▶ _Selection_
»»
The information contained in this Item 2.02, including the Press Release attached to this Current Report, is being furnished and shall not be deemed “filed” for purposes of Section 18 of the Securities Exchange Act of 1934, as amended (the “Exchange Act”), or otherwise subject to the liabilities of such section. The information in this Item 2.02, including the Press Release, shall not be incorporated by reference into any filings under the Securities Act of 1933, as amended, or the Exchange Act, except as shall be expressly set forth by specific reference in any such filing.

 

Item 9.01. Financial Statements and Exhibits.

 

(d)  Exhibits.

 

Exhibit No.   Description
     
99.1   Press Release dated December 2, 2025.
104   Cover Page Interactive Data File (embedded within the Inline XBRL document).

 

 


 

SIGNATURE

 

Pursuant to the requirements of the Securities Exchange Act of 1934, the registrant has duly caused this report to be signed on its behalf by the undersigned thereunto duly authorized.

 

  CITI TRENDS, INC.
   
Date: December 2, 2025 By: /s/ Heather Plutino
Name: Heather Plutino
Title: Chief Financial Officer

 

 

 

EX-99.1 2 tm2532457d1_ex99-1.htm EXHIBIT 99.1

 

Exhibit 99.1

 

CITI TRENDS ANNOUNCES THIRD QUARTER FISCAL 2025 RESULTS

 

Q3 2025 total sales of $197.1 million with comparable store sales growth of 10.8%; Two-year stack of 16.5%

 

Year-to-date total sales of $589.6 million with comparable store sales growth of 10.0%; Two-year stack of 12.3%

 

Strengthens off-price leadership with primary African American consumer

 

Delivers strong back-to-school performance

 

Company raises Fiscal 2025 Guidance

 

SAVANNAH, GA (December 2, 2025) — Citi Trends, Inc. (NASDAQ: CTRN), a leading off-price value retailer of apparel, accessories and home trends primarily for African American families in the United States, today reported results for the third quarter ended November 1, 2025. For purposes of comparison, unless otherwise stated, metrics in this release are compared to the 13-week quarter and 39-week year-to-date period ended November 2, 2024.
««
▶ _Given material_
»»
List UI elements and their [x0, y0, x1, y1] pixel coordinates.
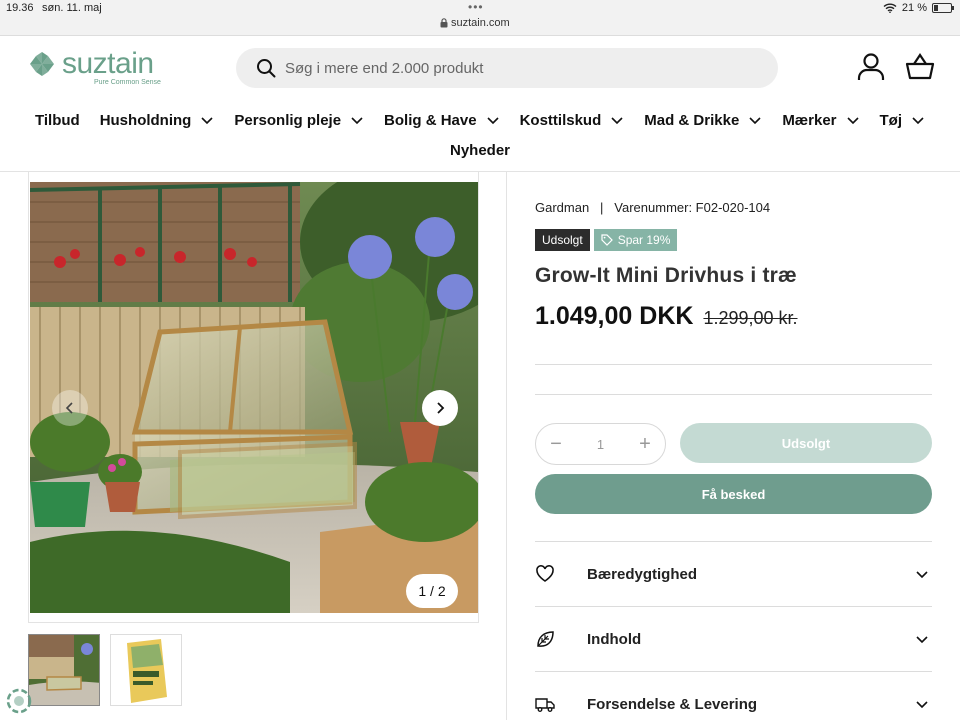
««
▶ _Problem 1_
According to the filing, what were Citi Trends' total sales for the third quarter of fiscal 2025?
▶ _Problem 2_
Reproduce the filing from "104   Cover" up to and including "thereunto duly authorized.".

▶ _Written response 1_
$197.1 million.

▶ _Written response 2_
104   Cover Page Interactive Data File (embedded within the Inline XBRL document).

 

 


 

SIGNATURE

 

Pursuant to the requirements of the Securities Exchange Act of 1934, the registrant has duly caused this report to be signed on its behalf by the undersigned thereunto duly authorized.